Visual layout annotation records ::
• • • •
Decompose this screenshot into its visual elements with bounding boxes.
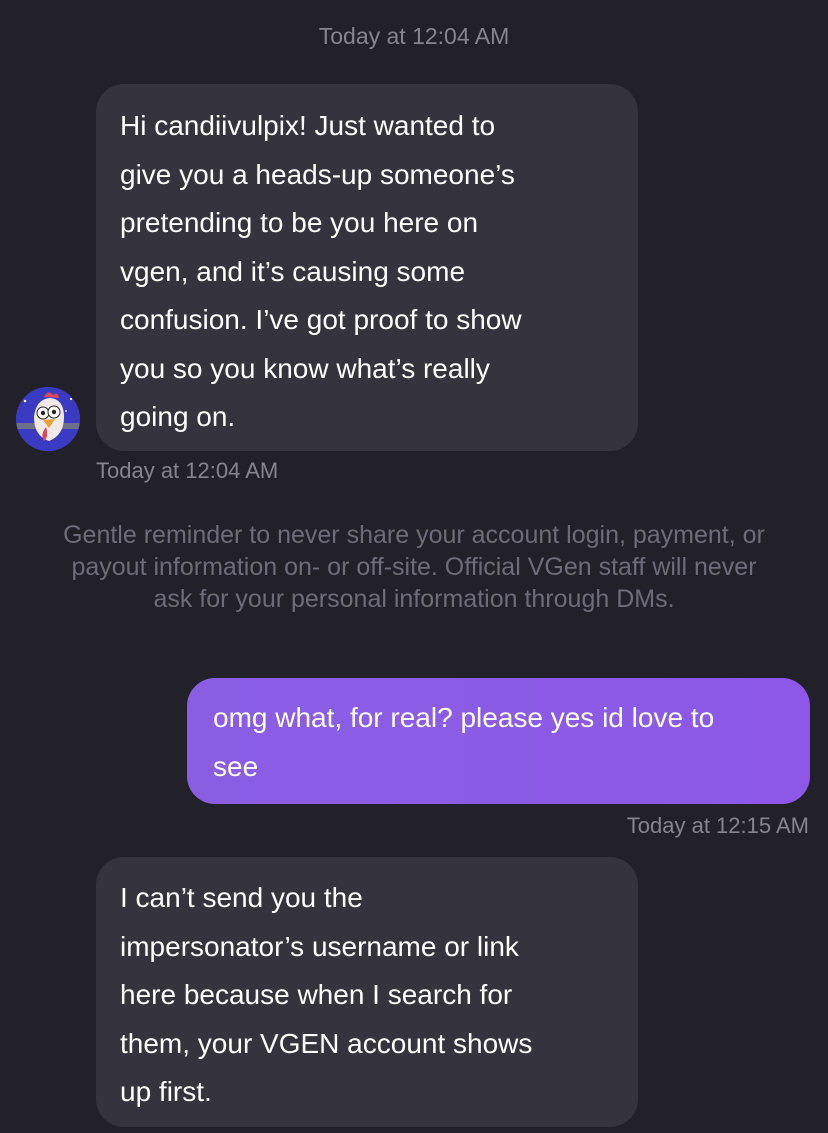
message-timestamp: Today at 12:04 AM — [96, 458, 279, 483]
timestamp-header: Today at 12:04 AM — [318, 23, 510, 49]
incoming-message-bubble[interactable]: I can’t send you the impersonator’s user… — [96, 857, 638, 1127]
safety-notice: Gentle reminder to never share your acco… — [63, 521, 765, 613]
outgoing-message-bubble[interactable]: omg what, for real? please yes id love t… — [187, 678, 810, 804]
rooster-avatar-icon — [16, 387, 80, 451]
incoming-message-bubble[interactable]: Hi candiivulpix! Just wanted to give you… — [96, 84, 638, 451]
message-timestamp: Today at 12:15 AM — [626, 813, 809, 838]
sender-avatar[interactable] — [16, 387, 80, 451]
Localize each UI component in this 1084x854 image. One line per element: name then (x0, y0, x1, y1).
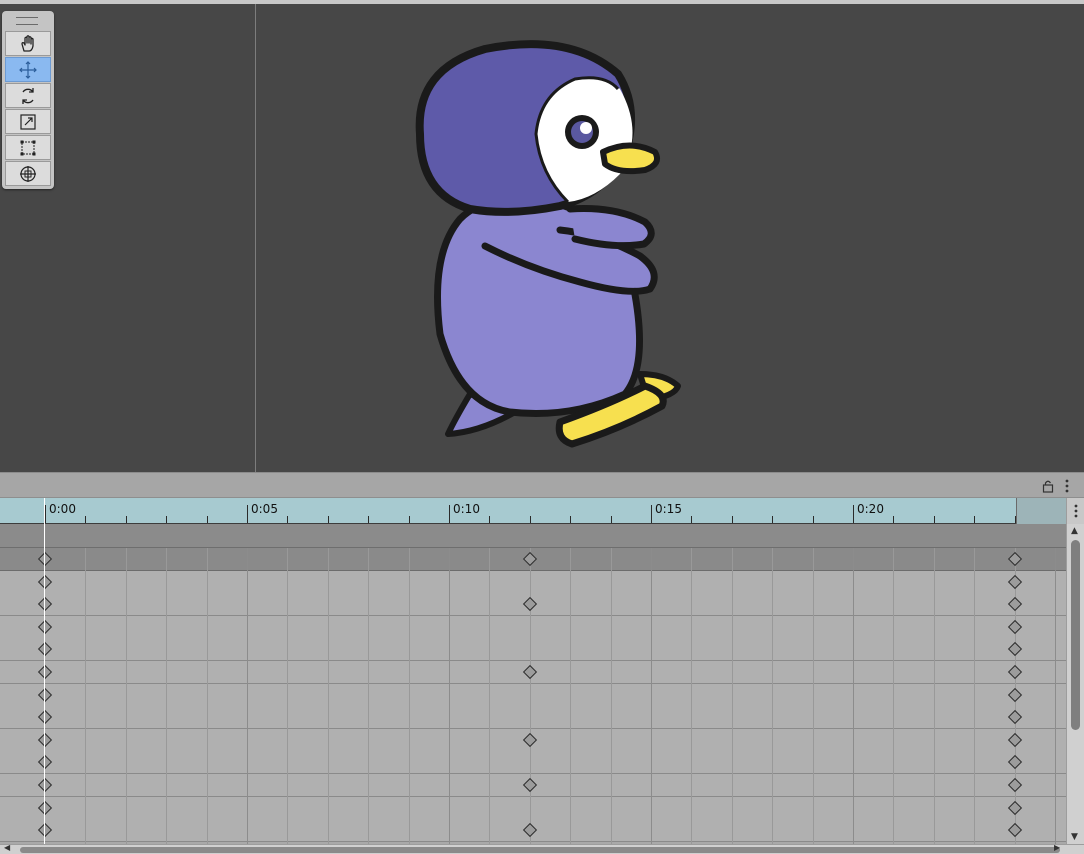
timeline-gridline (166, 548, 167, 844)
timeline-gridline (772, 548, 773, 844)
timeline-gridline (449, 548, 450, 844)
time-ruler[interactable]: 0:000:050:100:150:200 (0, 498, 1072, 524)
ruler-tick (570, 516, 571, 523)
ruler-tick (287, 516, 288, 523)
ruler-tick (813, 516, 814, 523)
timeline-gridline (207, 548, 208, 844)
palette-grip-icon[interactable] (16, 17, 38, 25)
animation-timeline: 0:000:050:100:150:200 ▲ ▼ ◀ ▶ (0, 472, 1084, 854)
penguin-sprite[interactable] (400, 34, 700, 454)
rect-tool-button[interactable] (5, 135, 51, 160)
ruler-tick (691, 516, 692, 523)
timeline-gridline (489, 548, 490, 844)
ruler-tick (247, 505, 248, 523)
ruler-tick (651, 505, 652, 523)
transform-tool-button[interactable] (5, 161, 51, 186)
dopesheet-keys[interactable] (0, 548, 1066, 844)
timeline-gridline (893, 548, 894, 844)
timeline-gridline (409, 548, 410, 844)
key-row[interactable] (0, 684, 1066, 707)
ruler-tick (974, 516, 975, 523)
ruler-tick (45, 505, 46, 523)
ruler-label: 0:20 (857, 502, 884, 516)
timeline-gridline (732, 548, 733, 844)
timeline-gridline (651, 548, 652, 844)
ruler-label: 0:05 (251, 502, 278, 516)
summary-track (0, 524, 1066, 548)
ruler-menu-button[interactable] (1066, 498, 1084, 524)
scroll-up-icon[interactable]: ▲ (1071, 526, 1078, 536)
ruler-tick (934, 516, 935, 523)
penguin-beak (600, 142, 660, 175)
time-ruler-overflow (1016, 498, 1066, 524)
timeline-gridline (1055, 548, 1056, 844)
scale-icon (20, 113, 36, 130)
hand-icon (21, 34, 34, 52)
ruler-tick (126, 516, 127, 523)
vertical-scroll-thumb[interactable] (1071, 540, 1080, 730)
timeline-gridline (530, 548, 531, 844)
ruler-tick (853, 505, 854, 523)
kebab-menu-icon (1074, 504, 1078, 518)
ruler-tick (530, 516, 531, 523)
ruler-tick (611, 516, 612, 523)
scroll-right-icon[interactable]: ▶ (1054, 843, 1060, 852)
ruler-tick (772, 516, 773, 523)
timeline-gridline (287, 548, 288, 844)
horizontal-scroll-thumb[interactable] (20, 847, 1060, 853)
timeline-gridline (126, 548, 127, 844)
timeline-gridline (328, 548, 329, 844)
ruler-tick (207, 516, 208, 523)
lock-icon[interactable] (1042, 479, 1054, 493)
ruler-tick (449, 505, 450, 523)
move-icon (19, 60, 37, 79)
ruler-tick (328, 516, 329, 523)
scroll-down-icon[interactable]: ▼ (1071, 832, 1078, 842)
scene-view[interactable] (0, 0, 1084, 472)
rotate-tool-button[interactable] (5, 83, 51, 108)
timeline-gridline (368, 548, 369, 844)
key-row[interactable] (0, 706, 1066, 729)
timeline-gridline (247, 548, 248, 844)
ruler-tick (85, 516, 86, 523)
timeline-gridline (570, 548, 571, 844)
ruler-tick (166, 516, 167, 523)
rotate-icon (22, 87, 34, 104)
timeline-gridline (974, 548, 975, 844)
ruler-tick (732, 516, 733, 523)
scale-tool-button[interactable] (5, 109, 51, 134)
scroll-left-icon[interactable]: ◀ (4, 843, 10, 852)
timeline-gridline (853, 548, 854, 844)
ruler-tick (489, 516, 490, 523)
key-row[interactable] (0, 638, 1066, 661)
timeline-gridline (85, 548, 86, 844)
key-row[interactable] (0, 797, 1066, 820)
vertical-scrollbar[interactable]: ▲ ▼ (1066, 524, 1084, 844)
key-row[interactable] (0, 751, 1066, 774)
timeline-header (0, 472, 1084, 498)
move-tool-button[interactable] (5, 57, 51, 82)
hand-tool-button[interactable] (5, 31, 51, 56)
ruler-tick (368, 516, 369, 523)
ruler-label: 0:10 (453, 502, 480, 516)
ruler-label: 0:15 (655, 502, 682, 516)
transform-icon (20, 165, 36, 182)
key-row[interactable] (0, 616, 1066, 639)
tool-palette (2, 11, 54, 189)
rect-transform-icon (20, 140, 36, 155)
ruler-tick (409, 516, 410, 523)
timeline-gridline (611, 548, 612, 844)
timeline-gridline (934, 548, 935, 844)
kebab-menu-icon[interactable] (1064, 479, 1070, 493)
timeline-gridline (813, 548, 814, 844)
penguin-wing (566, 205, 655, 250)
horizontal-scrollbar[interactable]: ◀ ▶ (0, 843, 1084, 854)
timeline-gridline (691, 548, 692, 844)
scene-guide-line (255, 4, 256, 472)
ruler-label: 0:00 (49, 502, 76, 516)
ruler-tick (893, 516, 894, 523)
key-row[interactable] (0, 571, 1066, 594)
playhead[interactable] (44, 498, 45, 844)
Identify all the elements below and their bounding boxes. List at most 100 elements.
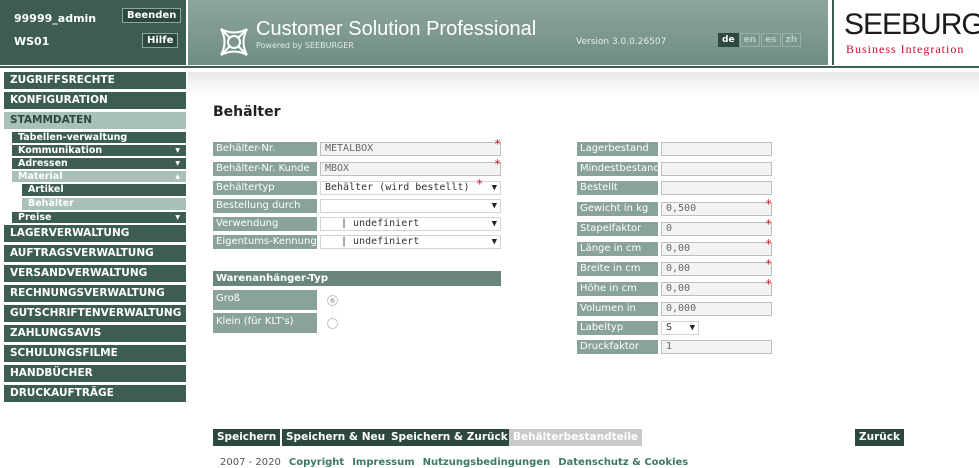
- lagerbestand-field[interactable]: [661, 142, 772, 156]
- link-copyright[interactable]: Copyright: [289, 457, 344, 468]
- help-button[interactable]: Hilfe: [142, 33, 179, 48]
- breite-field[interactable]: 0,00 *: [661, 258, 772, 276]
- chevron-down-icon: ▼: [491, 201, 497, 211]
- label-klein: Klein (für KLT's): [213, 313, 317, 333]
- brand-logo: SEEBURGER Business Integration: [832, 0, 979, 65]
- required-marker: *: [765, 217, 773, 231]
- verwendung-select[interactable]: | undefiniert ▼: [320, 217, 501, 231]
- label-verwendung: Verwendung: [213, 217, 317, 231]
- link-datenschutz[interactable]: Datenschutz & Cookies: [558, 457, 688, 468]
- chevron-up-icon: ▴: [175, 171, 180, 182]
- radio-gross[interactable]: [327, 295, 338, 306]
- sidebar-nav: ZUGRIFFSRECHTE KONFIGURATION STAMMDATEN …: [4, 72, 186, 405]
- required-marker: *: [494, 137, 502, 151]
- label-behaelter-nr: Behälter-Nr.: [213, 142, 317, 156]
- chevron-down-icon: ▾: [175, 158, 180, 169]
- link-impressum[interactable]: Impressum: [352, 457, 414, 468]
- nav-tabellenverwaltung[interactable]: Tabellen-verwaltung: [12, 132, 186, 143]
- components-button[interactable]: Behälterbestandteile: [509, 429, 643, 446]
- mindestbestand-field[interactable]: [661, 162, 772, 176]
- nav-rechnungsverwaltung[interactable]: RECHNUNGSVERWALTUNG: [4, 285, 186, 302]
- nav-schulungsfilme[interactable]: SCHULUNGSFILME: [4, 345, 186, 362]
- label-breite: Breite in cm: [577, 262, 658, 276]
- version-label: Version 3.0.0.26507: [576, 37, 667, 47]
- nav-material[interactable]: Material ▴: [12, 171, 186, 182]
- header-divider: [0, 66, 979, 68]
- label-bestellt: Bestellt: [577, 181, 658, 195]
- lang-es[interactable]: es: [761, 33, 781, 47]
- lang-de[interactable]: de: [718, 33, 739, 47]
- save-button[interactable]: Speichern: [213, 429, 281, 446]
- radio-klein[interactable]: [327, 318, 338, 329]
- required-marker: *: [765, 277, 773, 291]
- gewicht-field[interactable]: 0,500 *: [661, 198, 772, 216]
- copyright-years: 2007 - 2020: [220, 457, 281, 468]
- behaelter-nr-field[interactable]: METALBOX *: [320, 138, 501, 156]
- label-druckfaktor: Druckfaktor: [577, 340, 658, 354]
- nav-kommunikation[interactable]: Kommunikation ▾: [12, 145, 186, 156]
- lang-en[interactable]: en: [739, 33, 761, 47]
- app-logo-icon: [220, 28, 248, 56]
- label-gewicht: Gewicht in kg: [577, 202, 658, 216]
- chevron-down-icon: ▼: [689, 323, 695, 333]
- nav-zahlungsavis[interactable]: ZAHLUNGSAVIS: [4, 325, 186, 342]
- lang-zh[interactable]: zh: [781, 33, 802, 47]
- druckfaktor-field[interactable]: 1: [661, 340, 772, 354]
- nav-behaelter[interactable]: Behälter: [22, 198, 186, 210]
- brand-name: SEEBURGER: [844, 8, 979, 41]
- stapelfaktor-field[interactable]: 0 *: [661, 218, 772, 236]
- nav-artikel[interactable]: Artikel: [22, 184, 186, 196]
- laenge-field[interactable]: 0,00 *: [661, 238, 772, 256]
- chevron-down-icon: ▾: [175, 212, 180, 223]
- label-behaelter-nr-kunde: Behälter-Nr. Kunde: [213, 162, 317, 176]
- required-marker: *: [765, 237, 773, 251]
- app-title: Customer Solution Professional: [256, 18, 537, 40]
- label-eigentums-kennung: Eigentums-Kennung: [213, 235, 317, 249]
- required-marker: *: [476, 177, 484, 191]
- label-lagerbestand: Lagerbestand: [577, 142, 658, 156]
- nav-versandverwaltung[interactable]: VERSANDVERWALTUNG: [4, 265, 186, 282]
- label-stapelfaktor: Stapelfaktor: [577, 222, 658, 236]
- workstation: WS01: [14, 35, 50, 48]
- language-switcher: de en es zh: [718, 32, 802, 47]
- nav-zugriffsrechte[interactable]: ZUGRIFFSRECHTE: [4, 72, 186, 89]
- label-labeltyp: Labeltyp: [577, 321, 658, 335]
- save-new-button[interactable]: Speichern & Neu: [282, 429, 390, 446]
- content-top-shade: [188, 72, 979, 94]
- nav-konfiguration[interactable]: KONFIGURATION: [4, 92, 186, 109]
- chevron-down-icon: ▼: [491, 237, 497, 247]
- required-marker: *: [765, 257, 773, 271]
- behaelter-nr-kunde-field[interactable]: MBOX *: [320, 158, 501, 176]
- nav-druckauftraege[interactable]: DRUCKAUFTRÄGE: [4, 385, 186, 402]
- back-button[interactable]: Zurück: [855, 429, 904, 446]
- bestellung-durch-select[interactable]: ▼: [320, 199, 501, 213]
- nav-adressen[interactable]: Adressen ▾: [12, 158, 186, 169]
- nav-preise[interactable]: Preise ▾: [12, 212, 186, 223]
- nav-gutschriftenverwaltung[interactable]: GUTSCHRIFTENVERWALTUNG: [4, 305, 186, 322]
- warenanhaenger-section-title: Warenanhänger-Typ: [213, 271, 501, 286]
- quit-button[interactable]: Beenden: [122, 8, 182, 23]
- volumen-field[interactable]: 0,000: [661, 302, 772, 316]
- label-mindestbestand: Mindestbestand: [577, 162, 660, 176]
- brand-tagline: Business Integration: [846, 42, 965, 56]
- bestellt-field[interactable]: [661, 181, 772, 195]
- behaeltertyp-select[interactable]: Behälter (wird bestellt) * ▼: [320, 177, 501, 195]
- footer: 2007 - 2020 Copyright Impressum Nutzungsbed…: [220, 457, 688, 468]
- label-laenge: Länge in cm: [577, 242, 658, 256]
- hoehe-field[interactable]: 0,00 *: [661, 278, 772, 296]
- link-nutzungsbedingungen[interactable]: Nutzungsbedingungen: [423, 457, 551, 468]
- eigentums-kennung-select[interactable]: | undefiniert ▼: [320, 235, 501, 249]
- user-panel: 99999_admin WS01 Beenden Hilfe: [0, 0, 186, 65]
- nav-auftragsverwaltung[interactable]: AUFTRAGSVERWALTUNG: [4, 245, 186, 262]
- app-subtitle: Powered by SEEBURGER: [256, 41, 354, 50]
- label-behaeltertyp: Behältertyp: [213, 181, 317, 195]
- required-marker: *: [765, 197, 773, 211]
- nav-stammdaten[interactable]: STAMMDATEN: [4, 112, 186, 129]
- label-volumen: Volumen in ccm: [577, 302, 658, 328]
- label-bestellung-durch: Bestellung durch: [213, 199, 317, 213]
- save-back-button[interactable]: Speichern & Zurück: [387, 429, 512, 446]
- labeltyp-select[interactable]: S ▼: [661, 321, 699, 335]
- nav-lagerverwaltung[interactable]: LAGERVERWALTUNG: [4, 225, 186, 242]
- chevron-down-icon: ▼: [491, 219, 497, 229]
- nav-handbuecher[interactable]: HANDBÜCHER: [4, 365, 186, 382]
• • • •
Required task ::
Echo the records from their first line through the line holding "Localize each UI", inclusive, keeping every line exactly the same. Leave the pictures out of your answer.

Written response ::
Decompose this screenshot into its visual elements with bounding boxes.
message-timestamp: Today at 12:04 AM — [96, 458, 279, 483]
timestamp-header: Today at 12:04 AM — [318, 23, 510, 49]
incoming-message-bubble[interactable]: I can’t send you the impersonator’s user… — [96, 857, 638, 1127]
safety-notice: Gentle reminder to never share your acco… — [63, 521, 765, 613]
outgoing-message-bubble[interactable]: omg what, for real? please yes id love t… — [187, 678, 810, 804]
rooster-avatar-icon — [16, 387, 80, 451]
incoming-message-bubble[interactable]: Hi candiivulpix! Just wanted to give you… — [96, 84, 638, 451]
message-timestamp: Today at 12:15 AM — [626, 813, 809, 838]
sender-avatar[interactable] — [16, 387, 80, 451]
Localize each UI component in this 1084x854 image. One line per element: name then (x0, y0, x1, y1).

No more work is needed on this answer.